Search the material below for the word "Продукция" and copy every line in which it occurs.

------ TASK INPUTS ------

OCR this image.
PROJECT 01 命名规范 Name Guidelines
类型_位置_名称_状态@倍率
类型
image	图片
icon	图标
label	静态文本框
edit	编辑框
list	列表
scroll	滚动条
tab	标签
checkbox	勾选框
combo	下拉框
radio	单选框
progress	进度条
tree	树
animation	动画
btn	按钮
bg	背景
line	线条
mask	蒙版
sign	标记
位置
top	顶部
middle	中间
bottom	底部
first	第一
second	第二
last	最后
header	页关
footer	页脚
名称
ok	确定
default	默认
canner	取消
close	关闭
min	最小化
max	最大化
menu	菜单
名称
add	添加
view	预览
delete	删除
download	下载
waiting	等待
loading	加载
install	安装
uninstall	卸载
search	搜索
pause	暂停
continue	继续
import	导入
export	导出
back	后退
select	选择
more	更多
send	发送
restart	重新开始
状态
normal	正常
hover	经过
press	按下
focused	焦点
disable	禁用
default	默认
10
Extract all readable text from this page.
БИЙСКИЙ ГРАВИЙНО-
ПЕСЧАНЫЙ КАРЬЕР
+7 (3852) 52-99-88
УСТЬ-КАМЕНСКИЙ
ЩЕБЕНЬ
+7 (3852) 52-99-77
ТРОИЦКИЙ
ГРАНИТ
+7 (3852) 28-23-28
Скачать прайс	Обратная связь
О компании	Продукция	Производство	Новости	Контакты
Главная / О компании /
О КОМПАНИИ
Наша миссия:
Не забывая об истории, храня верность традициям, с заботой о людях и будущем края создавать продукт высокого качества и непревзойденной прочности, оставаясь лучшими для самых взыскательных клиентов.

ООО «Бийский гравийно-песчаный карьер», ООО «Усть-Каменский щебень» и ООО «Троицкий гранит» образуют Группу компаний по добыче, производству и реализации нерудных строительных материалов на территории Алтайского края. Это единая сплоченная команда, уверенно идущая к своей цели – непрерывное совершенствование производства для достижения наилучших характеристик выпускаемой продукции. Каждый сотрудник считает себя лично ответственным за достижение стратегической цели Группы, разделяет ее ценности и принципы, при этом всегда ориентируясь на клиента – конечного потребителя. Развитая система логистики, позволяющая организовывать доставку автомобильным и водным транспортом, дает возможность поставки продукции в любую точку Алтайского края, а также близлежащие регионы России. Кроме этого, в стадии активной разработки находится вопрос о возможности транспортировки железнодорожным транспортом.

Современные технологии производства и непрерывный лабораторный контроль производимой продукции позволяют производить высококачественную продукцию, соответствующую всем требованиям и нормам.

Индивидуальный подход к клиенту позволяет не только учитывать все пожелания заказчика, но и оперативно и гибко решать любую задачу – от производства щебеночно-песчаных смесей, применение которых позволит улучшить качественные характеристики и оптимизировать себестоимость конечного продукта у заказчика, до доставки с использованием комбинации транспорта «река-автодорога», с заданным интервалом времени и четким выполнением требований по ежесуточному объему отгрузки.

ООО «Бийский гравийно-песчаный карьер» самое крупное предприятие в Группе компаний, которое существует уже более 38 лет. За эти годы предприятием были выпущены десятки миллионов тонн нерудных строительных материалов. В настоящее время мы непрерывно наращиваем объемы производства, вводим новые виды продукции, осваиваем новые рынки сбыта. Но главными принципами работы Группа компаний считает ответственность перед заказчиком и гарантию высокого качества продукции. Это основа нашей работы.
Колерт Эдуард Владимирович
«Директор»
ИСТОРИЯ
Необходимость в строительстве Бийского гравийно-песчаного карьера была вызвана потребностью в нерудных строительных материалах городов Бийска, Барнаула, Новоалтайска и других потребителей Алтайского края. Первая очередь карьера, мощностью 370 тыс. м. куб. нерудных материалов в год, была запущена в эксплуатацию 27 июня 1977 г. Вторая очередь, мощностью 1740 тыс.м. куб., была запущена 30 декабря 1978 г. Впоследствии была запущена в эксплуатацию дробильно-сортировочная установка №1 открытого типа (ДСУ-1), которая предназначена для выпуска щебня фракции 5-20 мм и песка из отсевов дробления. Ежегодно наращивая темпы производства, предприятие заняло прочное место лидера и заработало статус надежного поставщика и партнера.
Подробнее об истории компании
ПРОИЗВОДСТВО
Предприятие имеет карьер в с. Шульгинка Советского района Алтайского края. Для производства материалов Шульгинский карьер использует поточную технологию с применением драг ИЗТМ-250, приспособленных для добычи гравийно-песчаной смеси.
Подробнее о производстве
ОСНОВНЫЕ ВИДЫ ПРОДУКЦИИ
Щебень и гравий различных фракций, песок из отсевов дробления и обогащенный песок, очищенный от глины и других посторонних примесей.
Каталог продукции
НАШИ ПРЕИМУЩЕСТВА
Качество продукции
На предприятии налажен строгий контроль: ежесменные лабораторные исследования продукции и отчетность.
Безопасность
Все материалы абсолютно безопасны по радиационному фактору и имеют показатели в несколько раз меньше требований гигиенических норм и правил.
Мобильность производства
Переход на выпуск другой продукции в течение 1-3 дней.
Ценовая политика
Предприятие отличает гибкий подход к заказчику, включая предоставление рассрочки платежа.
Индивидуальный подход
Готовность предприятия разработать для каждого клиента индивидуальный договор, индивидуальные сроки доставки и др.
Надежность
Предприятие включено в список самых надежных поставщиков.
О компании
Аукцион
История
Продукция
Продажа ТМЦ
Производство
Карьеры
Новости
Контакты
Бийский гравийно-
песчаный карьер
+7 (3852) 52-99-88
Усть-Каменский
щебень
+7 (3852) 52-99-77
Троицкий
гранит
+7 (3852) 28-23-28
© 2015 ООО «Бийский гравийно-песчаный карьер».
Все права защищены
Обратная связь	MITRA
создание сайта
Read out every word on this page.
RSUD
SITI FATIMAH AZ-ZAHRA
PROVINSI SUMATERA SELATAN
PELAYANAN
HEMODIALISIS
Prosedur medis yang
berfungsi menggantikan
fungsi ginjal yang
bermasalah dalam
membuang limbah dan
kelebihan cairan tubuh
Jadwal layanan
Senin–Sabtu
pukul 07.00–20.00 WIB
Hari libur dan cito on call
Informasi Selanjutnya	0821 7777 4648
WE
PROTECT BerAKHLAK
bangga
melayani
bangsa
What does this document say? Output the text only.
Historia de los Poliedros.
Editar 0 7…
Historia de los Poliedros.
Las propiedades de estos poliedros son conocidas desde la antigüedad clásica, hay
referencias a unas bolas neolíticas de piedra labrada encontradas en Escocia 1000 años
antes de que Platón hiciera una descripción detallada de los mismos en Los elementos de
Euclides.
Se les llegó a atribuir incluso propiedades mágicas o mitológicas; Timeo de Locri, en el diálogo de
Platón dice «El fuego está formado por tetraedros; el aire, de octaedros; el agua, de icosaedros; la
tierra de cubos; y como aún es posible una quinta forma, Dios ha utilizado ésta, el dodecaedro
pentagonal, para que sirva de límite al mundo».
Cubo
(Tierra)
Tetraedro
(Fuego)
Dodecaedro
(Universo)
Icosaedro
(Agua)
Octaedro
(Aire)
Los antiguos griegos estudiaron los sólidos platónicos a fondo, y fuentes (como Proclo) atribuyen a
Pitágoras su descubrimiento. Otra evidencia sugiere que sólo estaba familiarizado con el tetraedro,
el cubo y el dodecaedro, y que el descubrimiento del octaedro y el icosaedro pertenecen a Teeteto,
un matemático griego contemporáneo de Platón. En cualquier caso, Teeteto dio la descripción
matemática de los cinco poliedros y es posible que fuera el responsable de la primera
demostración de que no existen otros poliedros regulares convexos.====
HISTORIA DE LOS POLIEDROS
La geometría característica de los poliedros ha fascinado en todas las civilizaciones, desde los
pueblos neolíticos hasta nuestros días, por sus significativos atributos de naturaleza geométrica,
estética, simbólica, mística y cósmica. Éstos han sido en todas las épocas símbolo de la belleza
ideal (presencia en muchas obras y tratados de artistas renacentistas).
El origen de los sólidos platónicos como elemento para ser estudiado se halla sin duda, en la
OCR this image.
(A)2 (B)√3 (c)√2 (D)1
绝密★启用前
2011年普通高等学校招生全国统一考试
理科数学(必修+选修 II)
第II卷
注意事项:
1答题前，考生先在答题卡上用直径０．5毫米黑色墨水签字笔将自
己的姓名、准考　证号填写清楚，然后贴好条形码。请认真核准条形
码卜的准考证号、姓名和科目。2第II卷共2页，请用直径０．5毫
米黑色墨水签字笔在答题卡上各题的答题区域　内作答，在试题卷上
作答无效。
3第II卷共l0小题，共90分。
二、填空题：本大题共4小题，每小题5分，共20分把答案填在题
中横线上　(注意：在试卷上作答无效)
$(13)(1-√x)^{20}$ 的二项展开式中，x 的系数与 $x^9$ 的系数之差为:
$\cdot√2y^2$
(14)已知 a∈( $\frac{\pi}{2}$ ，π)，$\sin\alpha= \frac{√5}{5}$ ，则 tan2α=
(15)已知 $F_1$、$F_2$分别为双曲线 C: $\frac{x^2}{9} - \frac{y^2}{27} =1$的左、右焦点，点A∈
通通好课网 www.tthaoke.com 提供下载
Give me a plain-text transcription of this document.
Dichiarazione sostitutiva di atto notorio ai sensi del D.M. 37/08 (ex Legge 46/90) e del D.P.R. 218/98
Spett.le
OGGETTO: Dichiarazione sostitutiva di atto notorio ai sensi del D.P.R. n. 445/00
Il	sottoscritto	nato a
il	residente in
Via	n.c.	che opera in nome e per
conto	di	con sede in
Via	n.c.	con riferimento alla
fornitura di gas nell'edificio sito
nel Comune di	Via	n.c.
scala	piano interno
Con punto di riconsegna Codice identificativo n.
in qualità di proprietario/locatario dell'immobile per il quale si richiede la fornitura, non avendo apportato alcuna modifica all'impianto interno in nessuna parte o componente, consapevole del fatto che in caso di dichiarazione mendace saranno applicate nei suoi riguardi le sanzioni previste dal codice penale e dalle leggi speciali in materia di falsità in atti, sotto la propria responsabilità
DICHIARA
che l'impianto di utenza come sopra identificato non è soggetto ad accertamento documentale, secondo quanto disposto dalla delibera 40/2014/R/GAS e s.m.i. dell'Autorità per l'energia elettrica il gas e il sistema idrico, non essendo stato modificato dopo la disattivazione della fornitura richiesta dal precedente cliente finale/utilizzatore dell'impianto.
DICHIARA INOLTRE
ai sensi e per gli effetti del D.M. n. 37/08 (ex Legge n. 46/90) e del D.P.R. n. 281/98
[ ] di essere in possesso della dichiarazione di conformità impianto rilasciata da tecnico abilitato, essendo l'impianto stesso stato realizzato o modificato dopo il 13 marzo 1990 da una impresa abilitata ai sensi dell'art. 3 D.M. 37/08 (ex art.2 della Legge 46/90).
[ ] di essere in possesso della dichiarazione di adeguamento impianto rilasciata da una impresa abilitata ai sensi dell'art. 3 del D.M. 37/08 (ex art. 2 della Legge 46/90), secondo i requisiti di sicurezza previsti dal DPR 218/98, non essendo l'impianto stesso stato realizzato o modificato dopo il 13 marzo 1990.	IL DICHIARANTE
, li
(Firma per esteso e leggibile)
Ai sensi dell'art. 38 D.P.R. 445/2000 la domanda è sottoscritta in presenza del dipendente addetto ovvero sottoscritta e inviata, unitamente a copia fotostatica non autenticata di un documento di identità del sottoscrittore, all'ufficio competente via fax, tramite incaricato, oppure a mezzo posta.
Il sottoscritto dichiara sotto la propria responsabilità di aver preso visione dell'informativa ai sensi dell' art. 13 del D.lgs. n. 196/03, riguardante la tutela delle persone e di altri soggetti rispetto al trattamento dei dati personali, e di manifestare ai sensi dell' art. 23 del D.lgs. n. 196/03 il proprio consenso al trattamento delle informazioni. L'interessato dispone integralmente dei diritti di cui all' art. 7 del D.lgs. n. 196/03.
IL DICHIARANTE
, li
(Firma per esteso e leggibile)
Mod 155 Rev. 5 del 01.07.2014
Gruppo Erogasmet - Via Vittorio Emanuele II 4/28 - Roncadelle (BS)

------

### SOLUTION TO THE EXERCISE
О компании	Продукция	Производство	Новости	Контакты
Продукция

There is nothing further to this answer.